> _Aim_
Print out every record exactly as it appears.

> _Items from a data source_
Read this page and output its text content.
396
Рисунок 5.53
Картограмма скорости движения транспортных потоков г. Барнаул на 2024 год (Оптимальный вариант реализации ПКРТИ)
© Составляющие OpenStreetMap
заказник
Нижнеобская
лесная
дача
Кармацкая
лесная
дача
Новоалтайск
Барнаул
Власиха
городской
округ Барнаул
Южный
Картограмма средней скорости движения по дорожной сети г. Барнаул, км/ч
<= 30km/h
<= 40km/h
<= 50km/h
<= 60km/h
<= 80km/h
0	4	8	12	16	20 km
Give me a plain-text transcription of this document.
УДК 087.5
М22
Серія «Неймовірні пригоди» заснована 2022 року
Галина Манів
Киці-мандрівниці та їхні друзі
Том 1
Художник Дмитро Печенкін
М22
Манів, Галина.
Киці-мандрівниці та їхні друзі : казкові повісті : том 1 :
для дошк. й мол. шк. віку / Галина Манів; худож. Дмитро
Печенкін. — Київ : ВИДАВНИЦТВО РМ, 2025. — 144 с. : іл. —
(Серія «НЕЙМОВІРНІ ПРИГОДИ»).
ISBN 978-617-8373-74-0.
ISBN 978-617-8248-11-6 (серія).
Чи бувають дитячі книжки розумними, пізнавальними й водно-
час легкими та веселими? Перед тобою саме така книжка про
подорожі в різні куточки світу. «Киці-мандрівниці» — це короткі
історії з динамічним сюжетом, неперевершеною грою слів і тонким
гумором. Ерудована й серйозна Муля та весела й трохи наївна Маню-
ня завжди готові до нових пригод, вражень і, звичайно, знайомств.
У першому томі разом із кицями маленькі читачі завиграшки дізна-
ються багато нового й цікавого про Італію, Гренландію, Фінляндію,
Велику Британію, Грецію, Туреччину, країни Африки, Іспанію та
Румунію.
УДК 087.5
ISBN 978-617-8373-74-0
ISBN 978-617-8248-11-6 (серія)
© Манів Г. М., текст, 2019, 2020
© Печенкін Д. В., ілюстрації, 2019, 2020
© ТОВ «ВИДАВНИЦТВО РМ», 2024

> _Finished exercise_
Read this page and output its text content.
396
Рисунок 5.53
Картограмма скорости движения транспортных потоков г. Барнаул на 2024 год (Оптимальный вариант реализации ПКРТИ)
© Составляющие OpenStreetMap
заказник
Нижнеобская
лесная
дача
Кармацкая
лесная
дача
Новоалтайск
Барнаул
Власиха
городской
округ Барнаул
Южный
Картограмма средней скорости движения по дорожной сети г. Барнаул, км/ч
<= 30km/h
<= 40km/h
<= 50km/h
<= 60km/h
<= 80km/h
0	4	8	12	16	20 km
Give me a plain-text transcription of this document.
УДК 087.5
М22
Серія «Неймовірні пригоди» заснована 2022 року
Галина Манів
Киці-мандрівниці та їхні друзі
Том 1
Художник Дмитро Печенкін
М22
Манів, Галина.
Киці-мандрівниці та їхні друзі : казкові повісті : том 1 :
для дошк. й мол. шк. віку / Галина Манів; худож. Дмитро
Печенкін. — Київ : ВИДАВНИЦТВО РМ, 2025. — 144 с. : іл. —
(Серія «НЕЙМОВІРНІ ПРИГОДИ»).
ISBN 978-617-8373-74-0.
ISBN 978-617-8248-11-6 (серія).
Чи бувають дитячі книжки розумними, пізнавальними й водно-
час легкими та веселими? Перед тобою саме така книжка про
подорожі в різні куточки світу. «Киці-мандрівниці» — це короткі
історії з динамічним сюжетом, неперевершеною грою слів і тонким
гумором. Ерудована й серйозна Муля та весела й трохи наївна Маню-
ня завжди готові до нових пригод, вражень і, звичайно, знайомств.
У першому томі разом із кицями маленькі читачі завиграшки дізна-
ються багато нового й цікавого про Італію, Гренландію, Фінляндію,
Велику Британію, Грецію, Туреччину, країни Африки, Іспанію та
Румунію.
УДК 087.5
ISBN 978-617-8373-74-0
ISBN 978-617-8248-11-6 (серія)
© Манів Г. М., текст, 2019, 2020
© Печенкін Д. В., ілюстрації, 2019, 2020
© ТОВ «ВИДАВНИЦТВО РМ», 2024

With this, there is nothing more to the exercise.